**Listed entries**
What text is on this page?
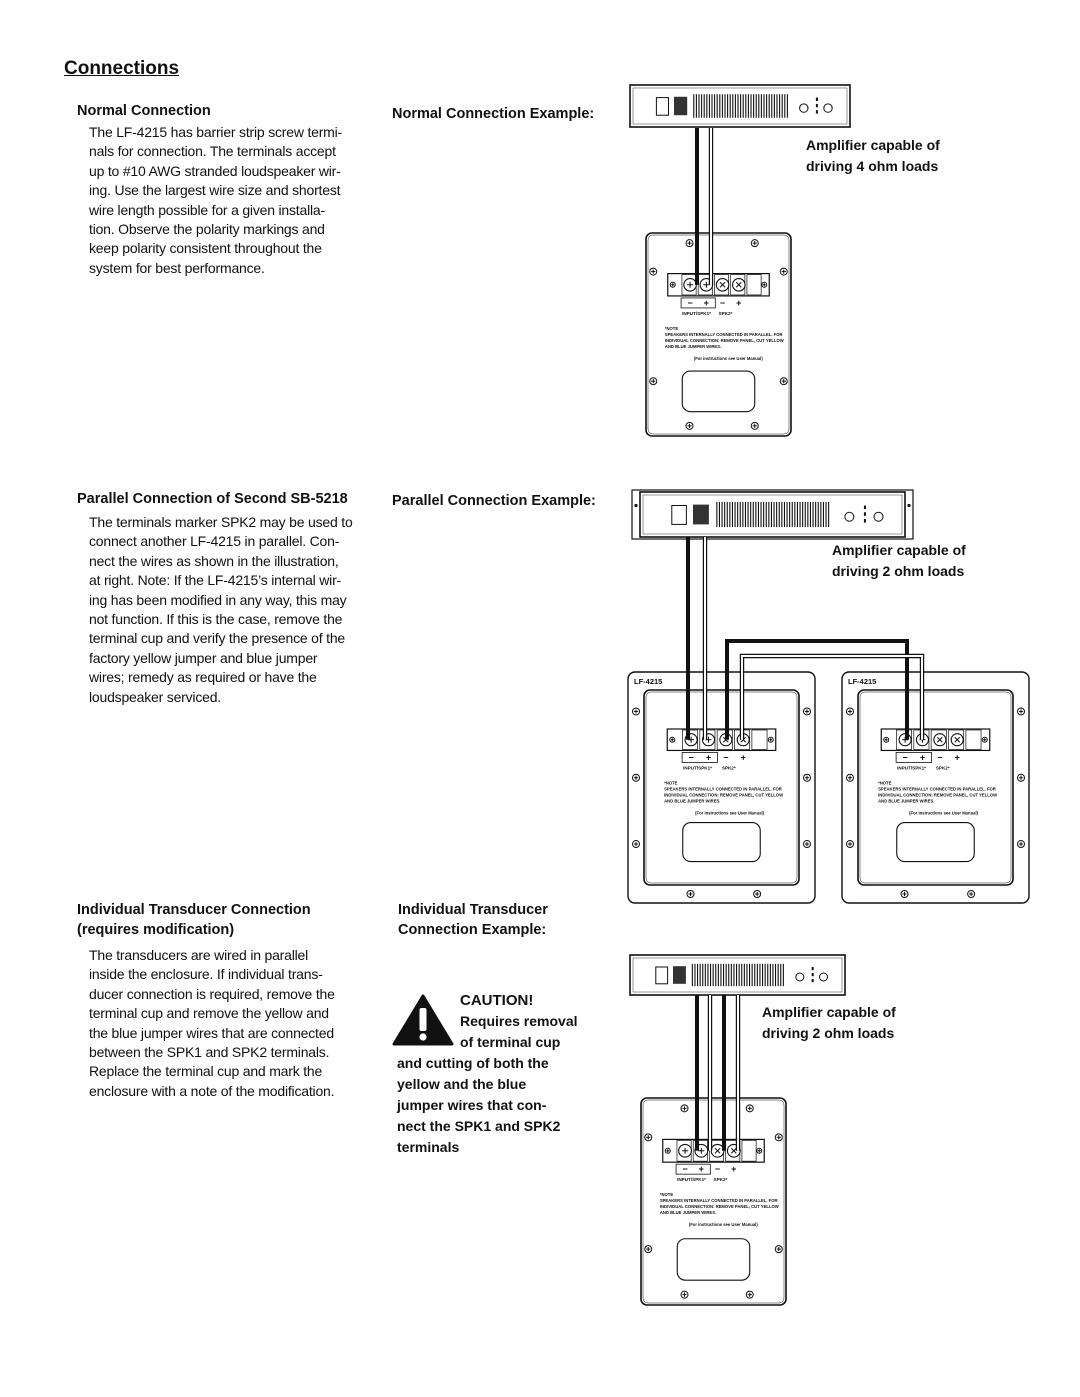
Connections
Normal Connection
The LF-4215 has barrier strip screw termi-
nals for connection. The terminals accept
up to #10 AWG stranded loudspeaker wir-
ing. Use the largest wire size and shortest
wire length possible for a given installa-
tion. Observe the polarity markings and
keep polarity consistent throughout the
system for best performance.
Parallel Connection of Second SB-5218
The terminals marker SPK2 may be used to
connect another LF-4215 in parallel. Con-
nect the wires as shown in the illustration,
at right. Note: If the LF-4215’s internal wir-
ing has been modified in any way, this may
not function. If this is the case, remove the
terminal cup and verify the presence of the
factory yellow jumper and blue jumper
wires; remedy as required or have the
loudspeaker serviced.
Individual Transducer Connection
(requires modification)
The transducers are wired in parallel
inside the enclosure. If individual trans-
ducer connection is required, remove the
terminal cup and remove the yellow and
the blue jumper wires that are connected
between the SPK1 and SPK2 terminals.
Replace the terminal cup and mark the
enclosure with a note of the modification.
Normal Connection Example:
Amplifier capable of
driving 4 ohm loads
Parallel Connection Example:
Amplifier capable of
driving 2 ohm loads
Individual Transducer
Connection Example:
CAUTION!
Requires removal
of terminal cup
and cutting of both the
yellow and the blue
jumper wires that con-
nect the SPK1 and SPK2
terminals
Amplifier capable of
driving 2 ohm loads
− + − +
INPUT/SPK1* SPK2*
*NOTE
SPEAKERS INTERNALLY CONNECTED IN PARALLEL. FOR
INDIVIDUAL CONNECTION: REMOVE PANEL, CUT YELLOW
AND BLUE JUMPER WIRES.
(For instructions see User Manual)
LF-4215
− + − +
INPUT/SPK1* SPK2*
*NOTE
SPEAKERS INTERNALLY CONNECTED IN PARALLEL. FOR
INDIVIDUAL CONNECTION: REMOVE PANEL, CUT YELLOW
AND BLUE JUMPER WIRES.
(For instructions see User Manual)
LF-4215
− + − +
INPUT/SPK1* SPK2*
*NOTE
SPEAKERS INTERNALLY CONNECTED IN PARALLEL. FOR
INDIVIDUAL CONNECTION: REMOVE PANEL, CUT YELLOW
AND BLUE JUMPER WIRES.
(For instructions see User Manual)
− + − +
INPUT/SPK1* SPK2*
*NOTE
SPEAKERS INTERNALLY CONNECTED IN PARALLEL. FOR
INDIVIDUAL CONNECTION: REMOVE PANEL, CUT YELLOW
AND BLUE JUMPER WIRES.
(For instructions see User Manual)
...
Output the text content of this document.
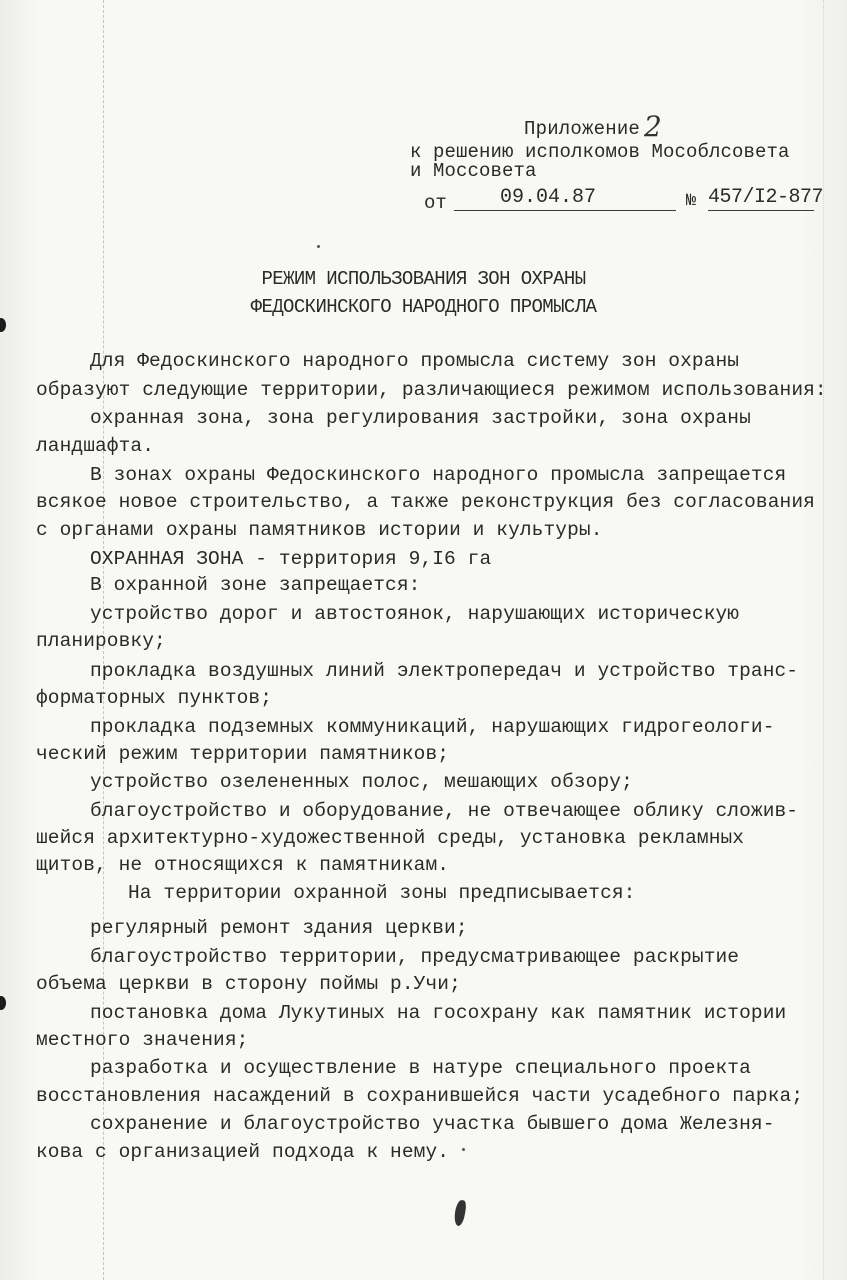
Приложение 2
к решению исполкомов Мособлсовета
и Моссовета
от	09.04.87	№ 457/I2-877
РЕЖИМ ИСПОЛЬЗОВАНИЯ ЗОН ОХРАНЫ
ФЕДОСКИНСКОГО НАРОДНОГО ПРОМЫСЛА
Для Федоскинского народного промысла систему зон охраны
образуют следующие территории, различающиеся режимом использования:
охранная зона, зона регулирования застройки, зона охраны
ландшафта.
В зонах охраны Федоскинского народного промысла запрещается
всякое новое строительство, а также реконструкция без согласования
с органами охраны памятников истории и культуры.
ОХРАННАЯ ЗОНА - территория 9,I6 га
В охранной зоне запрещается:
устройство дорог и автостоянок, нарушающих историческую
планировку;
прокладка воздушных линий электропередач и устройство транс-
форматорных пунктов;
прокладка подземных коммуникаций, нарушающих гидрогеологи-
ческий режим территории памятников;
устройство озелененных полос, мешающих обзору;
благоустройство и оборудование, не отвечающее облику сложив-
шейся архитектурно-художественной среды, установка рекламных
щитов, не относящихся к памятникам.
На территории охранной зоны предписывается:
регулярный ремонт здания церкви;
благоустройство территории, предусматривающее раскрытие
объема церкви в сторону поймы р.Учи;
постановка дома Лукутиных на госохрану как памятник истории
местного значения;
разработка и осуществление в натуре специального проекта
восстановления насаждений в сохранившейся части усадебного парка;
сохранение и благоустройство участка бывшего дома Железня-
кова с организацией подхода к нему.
--
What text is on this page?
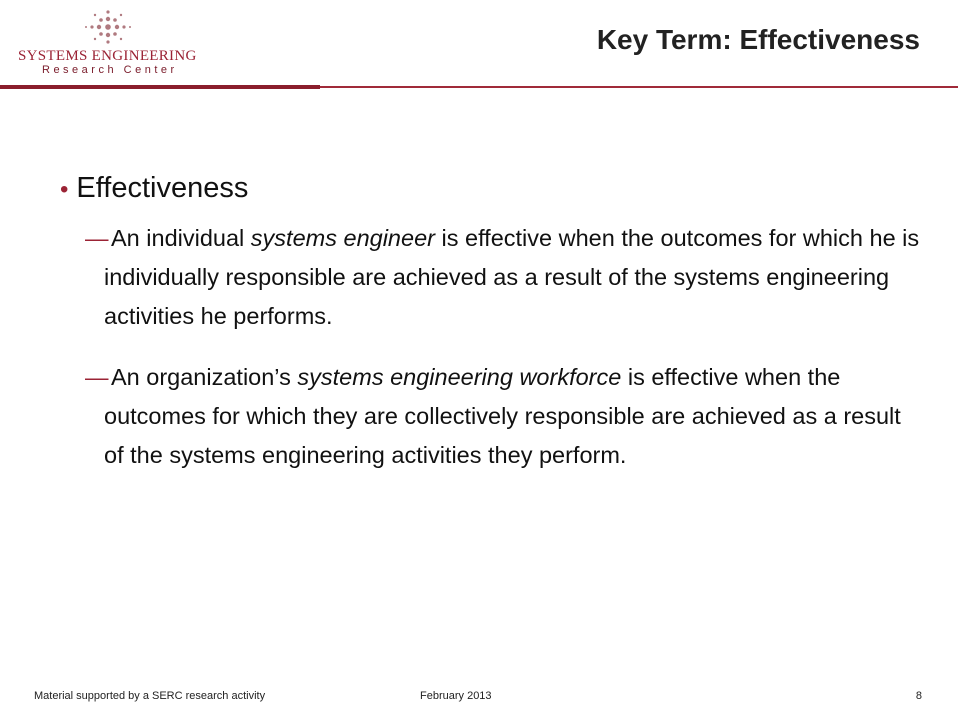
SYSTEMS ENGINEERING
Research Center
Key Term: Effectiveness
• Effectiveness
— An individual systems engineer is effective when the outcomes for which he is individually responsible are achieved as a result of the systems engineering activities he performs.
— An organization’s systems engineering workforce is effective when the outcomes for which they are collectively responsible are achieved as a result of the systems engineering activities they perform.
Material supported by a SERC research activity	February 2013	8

**What is being asked**
From the data, list each line in which the string "Normal" appears.

**Written answer**
Normal Connection
Normal Connection Example:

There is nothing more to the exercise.